- _Stored entries_
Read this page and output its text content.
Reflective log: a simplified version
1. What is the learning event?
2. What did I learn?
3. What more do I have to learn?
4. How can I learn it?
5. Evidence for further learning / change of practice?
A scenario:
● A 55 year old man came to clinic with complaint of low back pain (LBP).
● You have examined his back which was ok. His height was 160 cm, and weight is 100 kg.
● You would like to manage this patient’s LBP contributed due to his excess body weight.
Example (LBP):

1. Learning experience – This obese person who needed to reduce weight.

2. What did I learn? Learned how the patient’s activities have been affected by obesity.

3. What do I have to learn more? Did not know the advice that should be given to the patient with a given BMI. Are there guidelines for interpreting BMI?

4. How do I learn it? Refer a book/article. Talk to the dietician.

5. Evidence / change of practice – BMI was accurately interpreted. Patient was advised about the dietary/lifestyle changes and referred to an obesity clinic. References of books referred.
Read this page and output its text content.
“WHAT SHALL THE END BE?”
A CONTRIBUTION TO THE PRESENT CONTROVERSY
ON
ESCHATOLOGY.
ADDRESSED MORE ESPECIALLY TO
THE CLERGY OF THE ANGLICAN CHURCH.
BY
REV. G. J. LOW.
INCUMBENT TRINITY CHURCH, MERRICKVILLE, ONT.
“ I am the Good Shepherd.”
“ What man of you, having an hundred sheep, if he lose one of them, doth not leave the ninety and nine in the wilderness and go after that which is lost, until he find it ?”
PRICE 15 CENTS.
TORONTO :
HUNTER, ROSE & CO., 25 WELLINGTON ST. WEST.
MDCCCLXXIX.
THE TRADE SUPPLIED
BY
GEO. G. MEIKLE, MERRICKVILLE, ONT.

- _To be done_
Set down the listing in full, keeping every word exactly as it is.

- _Answer to this problem_
Read this page and output its text content.
Reflective log: a simplified version
1. What is the learning event?
2. What did I learn?
3. What more do I have to learn?
4. How can I learn it?
5. Evidence for further learning / change of practice?
A scenario:
● A 55 year old man came to clinic with complaint of low back pain (LBP).
● You have examined his back which was ok. His height was 160 cm, and weight is 100 kg.
● You would like to manage this patient’s LBP contributed due to his excess body weight.
Example (LBP):

1. Learning experience – This obese person who needed to reduce weight.

2. What did I learn? Learned how the patient’s activities have been affected by obesity.

3. What do I have to learn more? Did not know the advice that should be given to the patient with a given BMI. Are there guidelines for interpreting BMI?

4. How do I learn it? Refer a book/article. Talk to the dietician.

5. Evidence / change of practice – BMI was accurately interpreted. Patient was advised about the dietary/lifestyle changes and referred to an obesity clinic. References of books referred.
Read this page and output its text content.
“WHAT SHALL THE END BE?”
A CONTRIBUTION TO THE PRESENT CONTROVERSY
ON
ESCHATOLOGY.
ADDRESSED MORE ESPECIALLY TO
THE CLERGY OF THE ANGLICAN CHURCH.
BY
REV. G. J. LOW.
INCUMBENT TRINITY CHURCH, MERRICKVILLE, ONT.
“ I am the Good Shepherd.”
“ What man of you, having an hundred sheep, if he lose one of them, doth not leave the ninety and nine in the wilderness and go after that which is lost, until he find it ?”
PRICE 15 CENTS.
TORONTO :
HUNTER, ROSE & CO., 25 WELLINGTON ST. WEST.
MDCCCLXXIX.
THE TRADE SUPPLIED
BY
GEO. G. MEIKLE, MERRICKVILLE, ONT.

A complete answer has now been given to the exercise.